(Data listing)
------------------------------------------------
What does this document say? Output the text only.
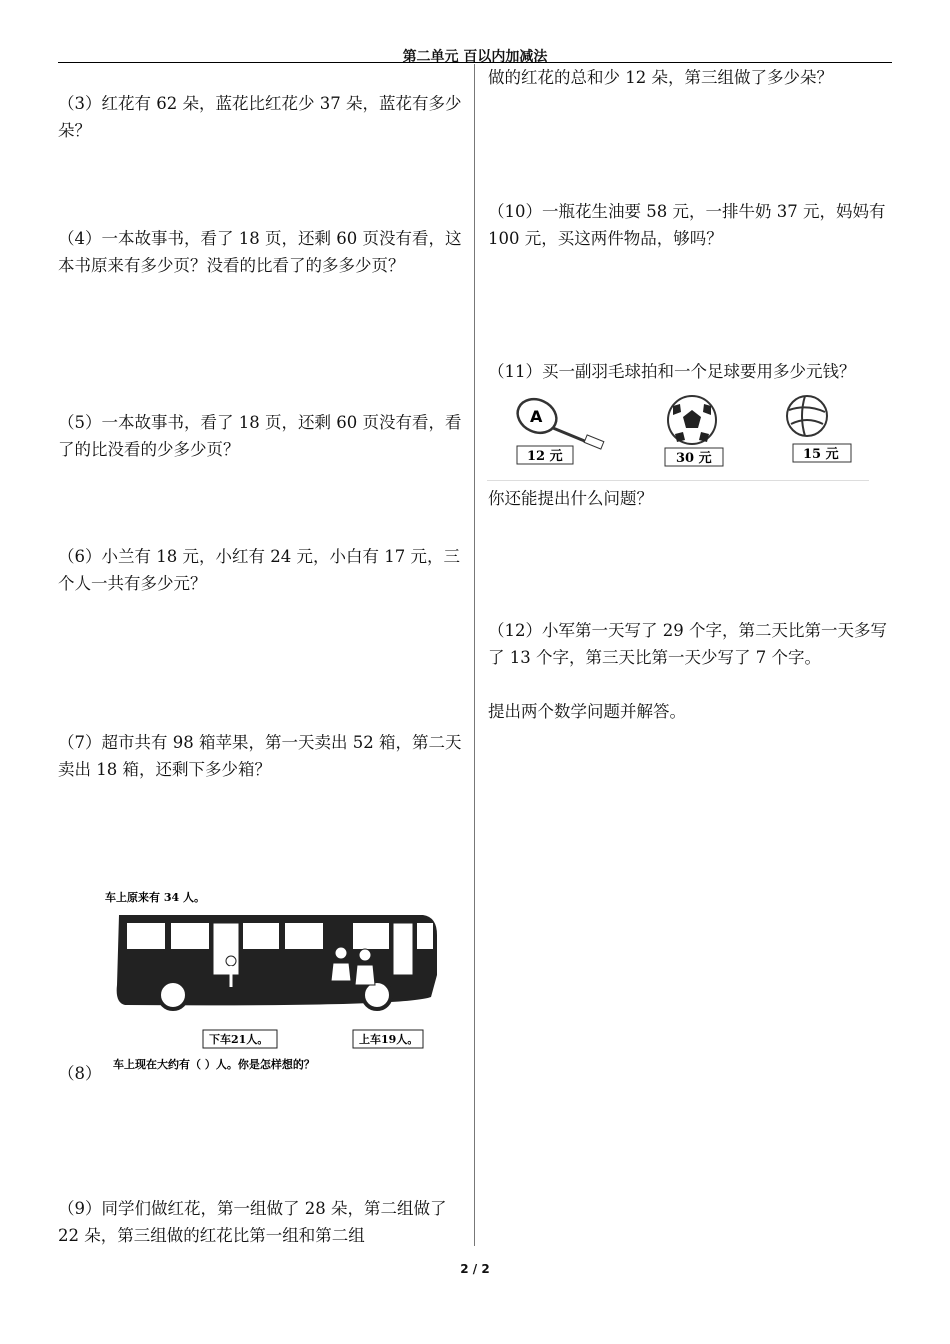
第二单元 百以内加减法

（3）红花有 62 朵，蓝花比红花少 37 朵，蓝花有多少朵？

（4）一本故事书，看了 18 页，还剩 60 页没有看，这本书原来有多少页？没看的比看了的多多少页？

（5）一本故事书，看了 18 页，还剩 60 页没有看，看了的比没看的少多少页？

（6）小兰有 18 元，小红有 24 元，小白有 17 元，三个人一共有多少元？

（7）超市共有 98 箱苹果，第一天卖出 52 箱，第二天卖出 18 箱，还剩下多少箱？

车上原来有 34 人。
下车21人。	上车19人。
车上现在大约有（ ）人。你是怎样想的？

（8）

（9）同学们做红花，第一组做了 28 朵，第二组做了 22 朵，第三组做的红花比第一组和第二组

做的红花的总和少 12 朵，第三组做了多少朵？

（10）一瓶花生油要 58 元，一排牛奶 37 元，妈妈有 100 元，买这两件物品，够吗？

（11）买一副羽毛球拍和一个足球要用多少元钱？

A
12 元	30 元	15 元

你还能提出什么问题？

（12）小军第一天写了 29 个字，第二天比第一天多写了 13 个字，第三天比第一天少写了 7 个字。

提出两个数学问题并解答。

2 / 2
------------------------------------------------
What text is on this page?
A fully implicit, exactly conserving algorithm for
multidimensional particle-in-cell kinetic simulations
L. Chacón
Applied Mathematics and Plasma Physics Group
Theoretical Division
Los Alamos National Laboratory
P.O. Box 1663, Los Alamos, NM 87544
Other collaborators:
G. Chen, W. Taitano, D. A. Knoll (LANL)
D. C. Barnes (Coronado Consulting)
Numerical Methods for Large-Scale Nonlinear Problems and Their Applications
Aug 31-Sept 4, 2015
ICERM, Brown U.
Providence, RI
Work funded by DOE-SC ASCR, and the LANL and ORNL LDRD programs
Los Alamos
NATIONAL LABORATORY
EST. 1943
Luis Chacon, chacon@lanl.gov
------------------------------------------------
• Task description:
Search the entries for "Alamos" and copy out each line that has it.

• Result of the exercise:
Los Alamos National Laboratory
P.O. Box 1663, Los Alamos, NM 87544
Los Alamos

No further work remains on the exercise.